199] Кроме того, самоубийство - это подчёркнутый жест расточительства, на котором
настаивали футуристы.
Интересно, что субъект в стихотворении остаётся активен:
А если вдруг распорет чрево врач,
вскрывая кучу (цвета кофе) слизи,
как вымокший заматерелый грач
я (я – не я!), мечтая о сюрпризе,
разбухший вывалю кишок калач.
Ещё один пример активности умершего, как кажется, субъекта в стихотворении
«Покойник»:
А что, когда вдруг добренький покойник
сюда с погоста в сумерках придёт?
Шатаясь, в николаевской шинели
с бобровым вылезшим воротником,
войдёт, поскрипывая еле-еле
косым, ходьбою сбитым каблуком.
«В русском футуризме есть свой круг мотивов, связанных с темой пограничных состояний
субъекта. <…>Скажем, мотив вампиризма в поэме Кручёных «Полуживой»,
встречающийся и в других его вещах.
Заворожённый я мертвец
Тянуся жду ночных объятий
Тогда я встану и пойду
Средь мёртвых колыхаясь
И грозных воинов руду
Сосать начну весь усмехаясь».
[Бобринская 1995, с. 480]
Постоянные перерождения плоти приводят к тому, что субъект сливается с окружающим
миром, как это представлено в стихотворении «Одно влеченье: слышать гам…»:
Земля-праматерь!
Мы слились:
твоё – моё, я – ты, ты – я.
«Отсутствие или размытость границы между субъектом и предметным или природным
миром, между человеком и миром материи – один из принципиальных элементов
футуристической концепции нового человека». [Бобринская 1995, с. 481] А вот
отношения в мире людей становятся для героя незначимы, «как существо общественное,
он маргинален». [Казарина 2004, с. 109] Таков субъект в стихотворении «Порченый»:
Вернуться на село?!
О, никогда!
Слоняться под амбарами вдоль улиц,
сгорать и задыхаться от стыда:
родные, как от вора, отшатнулись!
Теория акмеизма предполагала, что мир принят полностью. Но не все акмеисты одинаково
«принимали мир». Например, у Н. Гумилёва приятие мира проявляется в интересе к
экзотике, С. Городецкий – напротив – часто занят бытовыми сценами. К действительной
реализации звериного потенциала поэзии оказался близок Владимир Нарбут, для поэзии
которого нет ни бытового, ни экзотического, а есть только единая плоть бытия.

_Задание_
Перечислите названия всех стихотворений и поэм, которые упомянуты в отрывке о футуризме и акмеизме. Данные для работы не понадобятся.

_Исходные данные_

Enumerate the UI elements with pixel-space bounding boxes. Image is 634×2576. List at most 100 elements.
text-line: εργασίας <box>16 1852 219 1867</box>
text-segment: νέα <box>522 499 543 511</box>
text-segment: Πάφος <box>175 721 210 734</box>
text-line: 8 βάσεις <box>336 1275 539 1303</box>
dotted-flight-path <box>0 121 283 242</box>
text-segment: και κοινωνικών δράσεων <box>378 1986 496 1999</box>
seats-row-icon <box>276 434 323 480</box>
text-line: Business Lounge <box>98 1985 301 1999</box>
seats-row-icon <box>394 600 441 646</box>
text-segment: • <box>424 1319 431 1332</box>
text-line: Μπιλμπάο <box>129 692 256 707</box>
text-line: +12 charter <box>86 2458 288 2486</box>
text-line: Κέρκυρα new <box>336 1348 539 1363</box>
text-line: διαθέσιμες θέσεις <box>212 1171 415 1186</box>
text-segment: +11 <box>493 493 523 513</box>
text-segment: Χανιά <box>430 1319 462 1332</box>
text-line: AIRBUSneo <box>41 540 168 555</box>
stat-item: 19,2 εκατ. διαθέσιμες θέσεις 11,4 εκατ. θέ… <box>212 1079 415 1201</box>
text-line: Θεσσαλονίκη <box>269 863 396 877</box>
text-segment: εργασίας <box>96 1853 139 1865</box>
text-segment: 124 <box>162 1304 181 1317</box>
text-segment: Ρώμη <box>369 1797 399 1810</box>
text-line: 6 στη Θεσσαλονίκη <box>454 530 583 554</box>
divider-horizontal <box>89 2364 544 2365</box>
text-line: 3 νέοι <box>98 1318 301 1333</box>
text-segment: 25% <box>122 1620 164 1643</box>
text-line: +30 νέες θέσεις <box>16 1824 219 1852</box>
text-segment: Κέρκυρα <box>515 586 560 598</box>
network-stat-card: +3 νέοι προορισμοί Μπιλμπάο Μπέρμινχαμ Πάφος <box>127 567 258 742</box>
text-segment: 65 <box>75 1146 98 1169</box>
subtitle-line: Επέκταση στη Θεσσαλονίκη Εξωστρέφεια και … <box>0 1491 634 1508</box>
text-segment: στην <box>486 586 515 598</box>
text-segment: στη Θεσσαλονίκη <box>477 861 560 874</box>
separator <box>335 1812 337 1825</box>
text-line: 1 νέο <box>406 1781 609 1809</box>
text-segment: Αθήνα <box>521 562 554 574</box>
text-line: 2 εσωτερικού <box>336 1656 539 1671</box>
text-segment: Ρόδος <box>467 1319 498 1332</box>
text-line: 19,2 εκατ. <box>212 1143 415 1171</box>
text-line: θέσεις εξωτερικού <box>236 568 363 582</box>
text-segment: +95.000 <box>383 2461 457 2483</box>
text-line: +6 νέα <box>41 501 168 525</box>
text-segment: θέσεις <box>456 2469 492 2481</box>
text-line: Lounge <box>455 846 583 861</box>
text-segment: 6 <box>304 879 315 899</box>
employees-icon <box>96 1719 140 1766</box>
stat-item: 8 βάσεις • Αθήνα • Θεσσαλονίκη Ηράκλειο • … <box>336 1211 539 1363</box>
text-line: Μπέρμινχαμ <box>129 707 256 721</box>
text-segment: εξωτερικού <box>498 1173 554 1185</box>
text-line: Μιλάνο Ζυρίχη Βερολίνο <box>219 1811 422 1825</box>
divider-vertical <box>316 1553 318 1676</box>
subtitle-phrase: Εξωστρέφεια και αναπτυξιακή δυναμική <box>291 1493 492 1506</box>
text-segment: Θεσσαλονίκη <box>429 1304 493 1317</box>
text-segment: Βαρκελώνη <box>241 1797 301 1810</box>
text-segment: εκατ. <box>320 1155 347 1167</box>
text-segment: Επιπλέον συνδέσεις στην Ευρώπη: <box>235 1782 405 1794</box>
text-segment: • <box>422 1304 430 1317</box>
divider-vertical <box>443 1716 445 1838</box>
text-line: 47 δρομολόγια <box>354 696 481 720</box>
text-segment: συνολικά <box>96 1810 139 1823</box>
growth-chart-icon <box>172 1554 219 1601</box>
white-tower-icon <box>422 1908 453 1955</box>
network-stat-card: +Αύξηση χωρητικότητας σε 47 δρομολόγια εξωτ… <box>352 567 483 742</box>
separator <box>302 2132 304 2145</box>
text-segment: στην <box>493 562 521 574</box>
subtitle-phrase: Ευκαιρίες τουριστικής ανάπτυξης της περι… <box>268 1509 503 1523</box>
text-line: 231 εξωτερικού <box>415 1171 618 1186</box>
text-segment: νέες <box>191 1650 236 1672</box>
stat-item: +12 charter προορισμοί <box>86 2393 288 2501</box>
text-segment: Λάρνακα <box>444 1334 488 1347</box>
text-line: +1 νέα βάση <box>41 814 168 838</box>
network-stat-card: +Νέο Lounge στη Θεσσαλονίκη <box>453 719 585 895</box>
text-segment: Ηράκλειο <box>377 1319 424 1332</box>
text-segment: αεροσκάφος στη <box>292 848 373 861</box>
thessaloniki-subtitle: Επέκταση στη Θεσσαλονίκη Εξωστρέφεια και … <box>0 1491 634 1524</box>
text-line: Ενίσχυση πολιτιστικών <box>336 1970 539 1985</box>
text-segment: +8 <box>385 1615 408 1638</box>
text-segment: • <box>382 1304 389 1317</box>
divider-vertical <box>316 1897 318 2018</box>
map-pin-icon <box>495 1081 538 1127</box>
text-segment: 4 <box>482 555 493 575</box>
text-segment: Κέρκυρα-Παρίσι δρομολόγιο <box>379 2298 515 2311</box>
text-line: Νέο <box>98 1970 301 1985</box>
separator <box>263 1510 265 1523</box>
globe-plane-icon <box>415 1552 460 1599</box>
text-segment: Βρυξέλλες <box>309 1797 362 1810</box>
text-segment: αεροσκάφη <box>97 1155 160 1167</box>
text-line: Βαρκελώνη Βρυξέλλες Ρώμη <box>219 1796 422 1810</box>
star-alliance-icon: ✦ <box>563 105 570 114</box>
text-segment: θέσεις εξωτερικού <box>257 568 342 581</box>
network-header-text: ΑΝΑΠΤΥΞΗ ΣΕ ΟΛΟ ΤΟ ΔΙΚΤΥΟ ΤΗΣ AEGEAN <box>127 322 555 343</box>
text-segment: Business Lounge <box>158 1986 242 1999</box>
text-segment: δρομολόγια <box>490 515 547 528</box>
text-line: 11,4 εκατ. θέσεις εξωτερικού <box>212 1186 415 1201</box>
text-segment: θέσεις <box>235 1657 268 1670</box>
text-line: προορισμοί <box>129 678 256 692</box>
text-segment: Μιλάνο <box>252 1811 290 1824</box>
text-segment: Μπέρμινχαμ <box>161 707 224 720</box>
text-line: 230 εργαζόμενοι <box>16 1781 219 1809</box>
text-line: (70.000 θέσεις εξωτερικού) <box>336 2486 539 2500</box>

_Ответ к заданию_
«Покойник», «Полуживой», «Одно влеченье: слышать гам…», «Порченый»